*The request*
Every line below must be reproduced exactly. Copy them all.

Data records:
····················

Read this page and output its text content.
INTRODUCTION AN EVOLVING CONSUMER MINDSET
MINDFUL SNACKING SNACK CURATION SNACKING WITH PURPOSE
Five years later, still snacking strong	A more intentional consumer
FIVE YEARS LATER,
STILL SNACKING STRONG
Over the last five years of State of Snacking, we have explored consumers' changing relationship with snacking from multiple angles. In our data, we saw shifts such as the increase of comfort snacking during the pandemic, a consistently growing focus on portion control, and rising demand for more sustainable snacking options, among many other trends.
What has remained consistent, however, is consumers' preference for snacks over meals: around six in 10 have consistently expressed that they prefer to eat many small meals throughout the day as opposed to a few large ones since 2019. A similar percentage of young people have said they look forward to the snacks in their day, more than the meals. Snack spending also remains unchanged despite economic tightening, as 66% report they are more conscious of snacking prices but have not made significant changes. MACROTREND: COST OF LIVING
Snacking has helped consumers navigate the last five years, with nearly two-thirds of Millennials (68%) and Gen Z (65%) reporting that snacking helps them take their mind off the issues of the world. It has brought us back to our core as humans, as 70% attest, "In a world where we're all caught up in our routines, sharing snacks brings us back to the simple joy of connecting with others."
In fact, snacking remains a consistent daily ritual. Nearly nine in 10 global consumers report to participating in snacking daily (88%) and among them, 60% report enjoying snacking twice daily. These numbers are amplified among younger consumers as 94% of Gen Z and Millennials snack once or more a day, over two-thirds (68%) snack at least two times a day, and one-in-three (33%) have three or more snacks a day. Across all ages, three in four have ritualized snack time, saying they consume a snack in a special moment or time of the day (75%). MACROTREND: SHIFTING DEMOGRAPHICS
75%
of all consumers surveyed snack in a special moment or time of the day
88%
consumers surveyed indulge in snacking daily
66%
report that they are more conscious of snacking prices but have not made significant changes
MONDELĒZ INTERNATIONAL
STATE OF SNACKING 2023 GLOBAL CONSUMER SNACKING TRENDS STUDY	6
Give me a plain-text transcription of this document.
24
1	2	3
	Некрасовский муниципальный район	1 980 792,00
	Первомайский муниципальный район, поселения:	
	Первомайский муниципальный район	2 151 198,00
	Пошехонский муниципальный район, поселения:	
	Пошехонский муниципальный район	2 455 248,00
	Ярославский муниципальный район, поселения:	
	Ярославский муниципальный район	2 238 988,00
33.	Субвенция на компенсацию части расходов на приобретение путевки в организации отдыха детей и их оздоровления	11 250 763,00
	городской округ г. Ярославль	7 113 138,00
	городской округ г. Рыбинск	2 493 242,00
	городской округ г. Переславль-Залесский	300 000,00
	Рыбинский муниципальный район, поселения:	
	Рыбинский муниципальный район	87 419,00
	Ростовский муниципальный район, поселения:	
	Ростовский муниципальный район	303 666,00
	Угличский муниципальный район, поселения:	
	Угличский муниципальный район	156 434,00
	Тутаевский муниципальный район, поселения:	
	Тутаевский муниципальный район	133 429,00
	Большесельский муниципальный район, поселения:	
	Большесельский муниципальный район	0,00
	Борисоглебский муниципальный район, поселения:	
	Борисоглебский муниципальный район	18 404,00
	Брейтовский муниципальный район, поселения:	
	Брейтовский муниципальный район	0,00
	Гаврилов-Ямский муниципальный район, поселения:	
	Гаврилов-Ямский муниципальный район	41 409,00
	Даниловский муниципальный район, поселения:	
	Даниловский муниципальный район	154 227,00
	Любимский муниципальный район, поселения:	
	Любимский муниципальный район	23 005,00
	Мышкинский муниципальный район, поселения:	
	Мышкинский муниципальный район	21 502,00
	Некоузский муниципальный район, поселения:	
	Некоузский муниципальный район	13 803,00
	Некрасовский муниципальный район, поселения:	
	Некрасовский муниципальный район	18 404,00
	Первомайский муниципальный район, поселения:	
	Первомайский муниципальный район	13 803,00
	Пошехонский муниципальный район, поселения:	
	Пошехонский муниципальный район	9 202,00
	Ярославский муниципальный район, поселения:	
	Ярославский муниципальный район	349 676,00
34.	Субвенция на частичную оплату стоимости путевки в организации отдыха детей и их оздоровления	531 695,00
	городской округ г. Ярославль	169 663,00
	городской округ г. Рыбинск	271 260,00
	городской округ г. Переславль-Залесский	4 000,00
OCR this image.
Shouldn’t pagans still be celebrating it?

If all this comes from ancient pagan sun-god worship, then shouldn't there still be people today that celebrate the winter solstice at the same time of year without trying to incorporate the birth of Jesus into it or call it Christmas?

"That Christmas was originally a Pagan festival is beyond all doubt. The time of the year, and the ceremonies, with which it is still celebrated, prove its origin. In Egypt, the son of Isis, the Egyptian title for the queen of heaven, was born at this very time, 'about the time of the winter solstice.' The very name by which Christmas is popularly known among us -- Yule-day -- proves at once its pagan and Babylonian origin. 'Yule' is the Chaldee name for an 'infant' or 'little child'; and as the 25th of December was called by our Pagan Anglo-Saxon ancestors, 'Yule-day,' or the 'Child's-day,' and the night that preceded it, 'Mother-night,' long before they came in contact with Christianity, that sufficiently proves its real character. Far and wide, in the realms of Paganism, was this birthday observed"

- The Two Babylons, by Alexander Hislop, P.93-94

····················

*Solution to this problem*
Read this page and output its text content.
INTRODUCTION AN EVOLVING CONSUMER MINDSET
MINDFUL SNACKING SNACK CURATION SNACKING WITH PURPOSE
Five years later, still snacking strong	A more intentional consumer
FIVE YEARS LATER,
STILL SNACKING STRONG
Over the last five years of State of Snacking, we have explored consumers' changing relationship with snacking from multiple angles. In our data, we saw shifts such as the increase of comfort snacking during the pandemic, a consistently growing focus on portion control, and rising demand for more sustainable snacking options, among many other trends.
What has remained consistent, however, is consumers' preference for snacks over meals: around six in 10 have consistently expressed that they prefer to eat many small meals throughout the day as opposed to a few large ones since 2019. A similar percentage of young people have said they look forward to the snacks in their day, more than the meals. Snack spending also remains unchanged despite economic tightening, as 66% report they are more conscious of snacking prices but have not made significant changes. MACROTREND: COST OF LIVING
Snacking has helped consumers navigate the last five years, with nearly two-thirds of Millennials (68%) and Gen Z (65%) reporting that snacking helps them take their mind off the issues of the world. It has brought us back to our core as humans, as 70% attest, "In a world where we're all caught up in our routines, sharing snacks brings us back to the simple joy of connecting with others."
In fact, snacking remains a consistent daily ritual. Nearly nine in 10 global consumers report to participating in snacking daily (88%) and among them, 60% report enjoying snacking twice daily. These numbers are amplified among younger consumers as 94% of Gen Z and Millennials snack once or more a day, over two-thirds (68%) snack at least two times a day, and one-in-three (33%) have three or more snacks a day. Across all ages, three in four have ritualized snack time, saying they consume a snack in a special moment or time of the day (75%). MACROTREND: SHIFTING DEMOGRAPHICS
75%
of all consumers surveyed snack in a special moment or time of the day
88%
consumers surveyed indulge in snacking daily
66%
report that they are more conscious of snacking prices but have not made significant changes
MONDELĒZ INTERNATIONAL
STATE OF SNACKING 2023 GLOBAL CONSUMER SNACKING TRENDS STUDY	6
Give me a plain-text transcription of this document.
24
1	2	3
	Некрасовский муниципальный район	1 980 792,00
	Первомайский муниципальный район, поселения:	
	Первомайский муниципальный район	2 151 198,00
	Пошехонский муниципальный район, поселения:	
	Пошехонский муниципальный район	2 455 248,00
	Ярославский муниципальный район, поселения:	
	Ярославский муниципальный район	2 238 988,00
33.	Субвенция на компенсацию части расходов на приобретение путевки в организации отдыха детей и их оздоровления	11 250 763,00
	городской округ г. Ярославль	7 113 138,00
	городской округ г. Рыбинск	2 493 242,00
	городской округ г. Переславль-Залесский	300 000,00
	Рыбинский муниципальный район, поселения:	
	Рыбинский муниципальный район	87 419,00
	Ростовский муниципальный район, поселения:	
	Ростовский муниципальный район	303 666,00
	Угличский муниципальный район, поселения:	
	Угличский муниципальный район	156 434,00
	Тутаевский муниципальный район, поселения:	
	Тутаевский муниципальный район	133 429,00
	Большесельский муниципальный район, поселения:	
	Большесельский муниципальный район	0,00
	Борисоглебский муниципальный район, поселения:	
	Борисоглебский муниципальный район	18 404,00
	Брейтовский муниципальный район, поселения:	
	Брейтовский муниципальный район	0,00
	Гаврилов-Ямский муниципальный район, поселения:	
	Гаврилов-Ямский муниципальный район	41 409,00
	Даниловский муниципальный район, поселения:	
	Даниловский муниципальный район	154 227,00
	Любимский муниципальный район, поселения:	
	Любимский муниципальный район	23 005,00
	Мышкинский муниципальный район, поселения:	
	Мышкинский муниципальный район	21 502,00
	Некоузский муниципальный район, поселения:	
	Некоузский муниципальный район	13 803,00
	Некрасовский муниципальный район, поселения:	
	Некрасовский муниципальный район	18 404,00
	Первомайский муниципальный район, поселения:	
	Первомайский муниципальный район	13 803,00
	Пошехонский муниципальный район, поселения:	
	Пошехонский муниципальный район	9 202,00
	Ярославский муниципальный район, поселения:	
	Ярославский муниципальный район	349 676,00
34.	Субвенция на частичную оплату стоимости путевки в организации отдыха детей и их оздоровления	531 695,00
	городской округ г. Ярославль	169 663,00
	городской округ г. Рыбинск	271 260,00
	городской округ г. Переславль-Залесский	4 000,00
OCR this image.
Shouldn’t pagans still be celebrating it?

If all this comes from ancient pagan sun-god worship, then shouldn't there still be people today that celebrate the winter solstice at the same time of year without trying to incorporate the birth of Jesus into it or call it Christmas?

"That Christmas was originally a Pagan festival is beyond all doubt. The time of the year, and the ceremonies, with which it is still celebrated, prove its origin. In Egypt, the son of Isis, the Egyptian title for the queen of heaven, was born at this very time, 'about the time of the winter solstice.' The very name by which Christmas is popularly known among us -- Yule-day -- proves at once its pagan and Babylonian origin. 'Yule' is the Chaldee name for an 'infant' or 'little child'; and as the 25th of December was called by our Pagan Anglo-Saxon ancestors, 'Yule-day,' or the 'Child's-day,' and the night that preceded it, 'Mother-night,' long before they came in contact with Christianity, that sufficiently proves its real character. Far and wide, in the realms of Paganism, was this birthday observed"

- The Two Babylons, by Alexander Hislop, P.93-94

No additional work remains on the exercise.